* _Work instructions_
Every record here needs to be written out again exactly.

::::::

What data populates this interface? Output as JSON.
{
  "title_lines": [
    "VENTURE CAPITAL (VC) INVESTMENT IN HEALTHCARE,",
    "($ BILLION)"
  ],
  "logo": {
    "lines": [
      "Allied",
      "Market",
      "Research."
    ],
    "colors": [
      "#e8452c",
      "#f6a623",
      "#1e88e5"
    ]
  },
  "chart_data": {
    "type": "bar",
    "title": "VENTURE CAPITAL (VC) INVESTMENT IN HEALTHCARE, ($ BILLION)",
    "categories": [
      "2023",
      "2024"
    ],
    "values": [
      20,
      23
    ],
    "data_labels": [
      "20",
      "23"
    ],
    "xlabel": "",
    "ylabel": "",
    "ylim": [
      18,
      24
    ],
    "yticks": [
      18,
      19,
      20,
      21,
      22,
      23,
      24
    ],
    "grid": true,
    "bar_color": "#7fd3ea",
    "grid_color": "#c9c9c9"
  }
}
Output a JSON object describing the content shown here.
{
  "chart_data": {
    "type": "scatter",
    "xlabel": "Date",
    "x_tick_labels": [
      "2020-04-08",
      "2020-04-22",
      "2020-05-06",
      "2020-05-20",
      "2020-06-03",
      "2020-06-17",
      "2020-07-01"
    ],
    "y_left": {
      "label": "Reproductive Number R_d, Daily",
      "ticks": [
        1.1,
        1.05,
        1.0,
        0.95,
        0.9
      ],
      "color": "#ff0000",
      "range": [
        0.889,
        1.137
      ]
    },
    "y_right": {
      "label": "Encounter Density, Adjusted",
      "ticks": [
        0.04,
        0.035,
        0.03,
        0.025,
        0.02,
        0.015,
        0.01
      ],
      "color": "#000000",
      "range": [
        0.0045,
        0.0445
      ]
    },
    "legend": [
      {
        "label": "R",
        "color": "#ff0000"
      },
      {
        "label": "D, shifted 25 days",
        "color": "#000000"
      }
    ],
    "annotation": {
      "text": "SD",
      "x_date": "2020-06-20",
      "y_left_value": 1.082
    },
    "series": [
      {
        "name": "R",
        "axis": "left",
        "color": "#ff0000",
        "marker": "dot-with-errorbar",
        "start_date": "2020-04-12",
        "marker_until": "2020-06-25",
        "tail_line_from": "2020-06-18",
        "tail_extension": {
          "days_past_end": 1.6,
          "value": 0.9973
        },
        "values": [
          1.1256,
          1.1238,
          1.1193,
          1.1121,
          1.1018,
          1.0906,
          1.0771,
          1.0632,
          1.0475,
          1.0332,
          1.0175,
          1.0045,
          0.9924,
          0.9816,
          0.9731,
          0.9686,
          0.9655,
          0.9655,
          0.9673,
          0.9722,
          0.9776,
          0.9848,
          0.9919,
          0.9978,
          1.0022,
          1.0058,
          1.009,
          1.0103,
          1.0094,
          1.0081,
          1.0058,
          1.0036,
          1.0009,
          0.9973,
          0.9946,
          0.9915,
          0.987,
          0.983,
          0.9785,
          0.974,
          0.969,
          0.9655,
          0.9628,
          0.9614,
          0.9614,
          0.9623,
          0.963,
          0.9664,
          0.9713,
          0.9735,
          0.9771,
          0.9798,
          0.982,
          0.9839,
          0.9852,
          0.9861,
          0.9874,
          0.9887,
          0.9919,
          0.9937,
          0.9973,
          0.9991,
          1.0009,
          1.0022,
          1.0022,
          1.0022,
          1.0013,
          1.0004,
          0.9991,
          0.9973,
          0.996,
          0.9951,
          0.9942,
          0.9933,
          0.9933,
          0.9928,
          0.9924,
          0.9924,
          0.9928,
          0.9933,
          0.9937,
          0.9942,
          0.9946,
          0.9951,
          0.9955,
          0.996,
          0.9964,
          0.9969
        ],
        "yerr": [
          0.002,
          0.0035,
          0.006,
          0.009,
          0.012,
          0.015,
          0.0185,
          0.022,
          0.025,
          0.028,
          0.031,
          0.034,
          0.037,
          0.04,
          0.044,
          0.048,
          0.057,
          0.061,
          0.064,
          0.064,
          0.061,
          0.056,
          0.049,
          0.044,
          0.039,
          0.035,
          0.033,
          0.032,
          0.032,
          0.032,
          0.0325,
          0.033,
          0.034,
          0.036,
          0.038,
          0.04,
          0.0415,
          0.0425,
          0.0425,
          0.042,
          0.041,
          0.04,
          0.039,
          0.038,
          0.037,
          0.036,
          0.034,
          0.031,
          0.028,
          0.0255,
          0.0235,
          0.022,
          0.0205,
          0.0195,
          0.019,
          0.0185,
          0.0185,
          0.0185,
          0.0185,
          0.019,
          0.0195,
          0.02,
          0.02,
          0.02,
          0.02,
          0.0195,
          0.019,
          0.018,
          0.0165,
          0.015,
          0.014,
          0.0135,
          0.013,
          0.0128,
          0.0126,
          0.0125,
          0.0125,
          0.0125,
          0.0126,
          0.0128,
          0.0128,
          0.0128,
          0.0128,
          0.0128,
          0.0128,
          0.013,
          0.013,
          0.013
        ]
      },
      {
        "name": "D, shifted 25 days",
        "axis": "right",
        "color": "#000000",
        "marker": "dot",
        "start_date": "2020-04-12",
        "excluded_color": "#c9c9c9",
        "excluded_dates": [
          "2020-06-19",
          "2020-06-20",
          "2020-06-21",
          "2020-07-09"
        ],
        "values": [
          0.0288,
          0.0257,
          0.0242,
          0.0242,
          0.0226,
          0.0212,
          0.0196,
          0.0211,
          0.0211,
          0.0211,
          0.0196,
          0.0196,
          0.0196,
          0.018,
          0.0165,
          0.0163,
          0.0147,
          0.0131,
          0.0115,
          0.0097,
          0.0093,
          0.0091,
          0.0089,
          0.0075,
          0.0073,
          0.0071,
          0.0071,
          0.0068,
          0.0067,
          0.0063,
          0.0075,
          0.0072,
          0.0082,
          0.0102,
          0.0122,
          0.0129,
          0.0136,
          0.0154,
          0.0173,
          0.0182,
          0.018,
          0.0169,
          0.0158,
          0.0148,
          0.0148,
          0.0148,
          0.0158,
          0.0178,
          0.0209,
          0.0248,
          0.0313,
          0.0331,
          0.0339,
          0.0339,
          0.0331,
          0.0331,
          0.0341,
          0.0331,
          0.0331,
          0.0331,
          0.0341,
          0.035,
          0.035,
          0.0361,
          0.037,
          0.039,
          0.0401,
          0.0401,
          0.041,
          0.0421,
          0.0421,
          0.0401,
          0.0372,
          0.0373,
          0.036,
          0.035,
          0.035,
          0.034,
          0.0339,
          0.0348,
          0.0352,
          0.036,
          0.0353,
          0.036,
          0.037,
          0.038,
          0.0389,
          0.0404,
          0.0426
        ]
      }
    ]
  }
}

::::::

* _Final result_
What data populates this interface? Output as JSON.
{
  "title_lines": [
    "VENTURE CAPITAL (VC) INVESTMENT IN HEALTHCARE,",
    "($ BILLION)"
  ],
  "logo": {
    "lines": [
      "Allied",
      "Market",
      "Research."
    ],
    "colors": [
      "#e8452c",
      "#f6a623",
      "#1e88e5"
    ]
  },
  "chart_data": {
    "type": "bar",
    "title": "VENTURE CAPITAL (VC) INVESTMENT IN HEALTHCARE, ($ BILLION)",
    "categories": [
      "2023",
      "2024"
    ],
    "values": [
      20,
      23
    ],
    "data_labels": [
      "20",
      "23"
    ],
    "xlabel": "",
    "ylabel": "",
    "ylim": [
      18,
      24
    ],
    "yticks": [
      18,
      19,
      20,
      21,
      22,
      23,
      24
    ],
    "grid": true,
    "bar_color": "#7fd3ea",
    "grid_color": "#c9c9c9"
  }
}
Output a JSON object describing the content shown here.
{
  "chart_data": {
    "type": "scatter",
    "xlabel": "Date",
    "x_tick_labels": [
      "2020-04-08",
      "2020-04-22",
      "2020-05-06",
      "2020-05-20",
      "2020-06-03",
      "2020-06-17",
      "2020-07-01"
    ],
    "y_left": {
      "label": "Reproductive Number R_d, Daily",
      "ticks": [
        1.1,
        1.05,
        1.0,
        0.95,
        0.9
      ],
      "color": "#ff0000",
      "range": [
        0.889,
        1.137
      ]
    },
    "y_right": {
      "label": "Encounter Density, Adjusted",
      "ticks": [
        0.04,
        0.035,
        0.03,
        0.025,
        0.02,
        0.015,
        0.01
      ],
      "color": "#000000",
      "range": [
        0.0045,
        0.0445
      ]
    },
    "legend": [
      {
        "label": "R",
        "color": "#ff0000"
      },
      {
        "label": "D, shifted 25 days",
        "color": "#000000"
      }
    ],
    "annotation": {
      "text": "SD",
      "x_date": "2020-06-20",
      "y_left_value": 1.082
    },
    "series": [
      {
        "name": "R",
        "axis": "left",
        "color": "#ff0000",
        "marker": "dot-with-errorbar",
        "start_date": "2020-04-12",
        "marker_until": "2020-06-25",
        "tail_line_from": "2020-06-18",
        "tail_extension": {
          "days_past_end": 1.6,
          "value": 0.9973
        },
        "values": [
          1.1256,
          1.1238,
          1.1193,
          1.1121,
          1.1018,
          1.0906,
          1.0771,
          1.0632,
          1.0475,
          1.0332,
          1.0175,
          1.0045,
          0.9924,
          0.9816,
          0.9731,
          0.9686,
          0.9655,
          0.9655,
          0.9673,
          0.9722,
          0.9776,
          0.9848,
          0.9919,
          0.9978,
          1.0022,
          1.0058,
          1.009,
          1.0103,
          1.0094,
          1.0081,
          1.0058,
          1.0036,
          1.0009,
          0.9973,
          0.9946,
          0.9915,
          0.987,
          0.983,
          0.9785,
          0.974,
          0.969,
          0.9655,
          0.9628,
          0.9614,
          0.9614,
          0.9623,
          0.963,
          0.9664,
          0.9713,
          0.9735,
          0.9771,
          0.9798,
          0.982,
          0.9839,
          0.9852,
          0.9861,
          0.9874,
          0.9887,
          0.9919,
          0.9937,
          0.9973,
          0.9991,
          1.0009,
          1.0022,
          1.0022,
          1.0022,
          1.0013,
          1.0004,
          0.9991,
          0.9973,
          0.996,
          0.9951,
          0.9942,
          0.9933,
          0.9933,
          0.9928,
          0.9924,
          0.9924,
          0.9928,
          0.9933,
          0.9937,
          0.9942,
          0.9946,
          0.9951,
          0.9955,
          0.996,
          0.9964,
          0.9969
        ],
        "yerr": [
          0.002,
          0.0035,
          0.006,
          0.009,
          0.012,
          0.015,
          0.0185,
          0.022,
          0.025,
          0.028,
          0.031,
          0.034,
          0.037,
          0.04,
          0.044,
          0.048,
          0.057,
          0.061,
          0.064,
          0.064,
          0.061,
          0.056,
          0.049,
          0.044,
          0.039,
          0.035,
          0.033,
          0.032,
          0.032,
          0.032,
          0.0325,
          0.033,
          0.034,
          0.036,
          0.038,
          0.04,
          0.0415,
          0.0425,
          0.0425,
          0.042,
          0.041,
          0.04,
          0.039,
          0.038,
          0.037,
          0.036,
          0.034,
          0.031,
          0.028,
          0.0255,
          0.0235,
          0.022,
          0.0205,
          0.0195,
          0.019,
          0.0185,
          0.0185,
          0.0185,
          0.0185,
          0.019,
          0.0195,
          0.02,
          0.02,
          0.02,
          0.02,
          0.0195,
          0.019,
          0.018,
          0.0165,
          0.015,
          0.014,
          0.0135,
          0.013,
          0.0128,
          0.0126,
          0.0125,
          0.0125,
          0.0125,
          0.0126,
          0.0128,
          0.0128,
          0.0128,
          0.0128,
          0.0128,
          0.0128,
          0.013,
          0.013,
          0.013
        ]
      },
      {
        "name": "D, shifted 25 days",
        "axis": "right",
        "color": "#000000",
        "marker": "dot",
        "start_date": "2020-04-12",
        "excluded_color": "#c9c9c9",
        "excluded_dates": [
          "2020-06-19",
          "2020-06-20",
          "2020-06-21",
          "2020-07-09"
        ],
        "values": [
          0.0288,
          0.0257,
          0.0242,
          0.0242,
          0.0226,
          0.0212,
          0.0196,
          0.0211,
          0.0211,
          0.0211,
          0.0196,
          0.0196,
          0.0196,
          0.018,
          0.0165,
          0.0163,
          0.0147,
          0.0131,
          0.0115,
          0.0097,
          0.0093,
          0.0091,
          0.0089,
          0.0075,
          0.0073,
          0.0071,
          0.0071,
          0.0068,
          0.0067,
          0.0063,
          0.0075,
          0.0072,
          0.0082,
          0.0102,
          0.0122,
          0.0129,
          0.0136,
          0.0154,
          0.0173,
          0.0182,
          0.018,
          0.0169,
          0.0158,
          0.0148,
          0.0148,
          0.0148,
          0.0158,
          0.0178,
          0.0209,
          0.0248,
          0.0313,
          0.0331,
          0.0339,
          0.0339,
          0.0331,
          0.0331,
          0.0341,
          0.0331,
          0.0331,
          0.0331,
          0.0341,
          0.035,
          0.035,
          0.0361,
          0.037,
          0.039,
          0.0401,
          0.0401,
          0.041,
          0.0421,
          0.0421,
          0.0401,
          0.0372,
          0.0373,
          0.036,
          0.035,
          0.035,
          0.034,
          0.0339,
          0.0348,
          0.0352,
          0.036,
          0.0353,
          0.036,
          0.037,
          0.038,
          0.0389,
          0.0404,
          0.0426
        ]
      }
    ]
  }
}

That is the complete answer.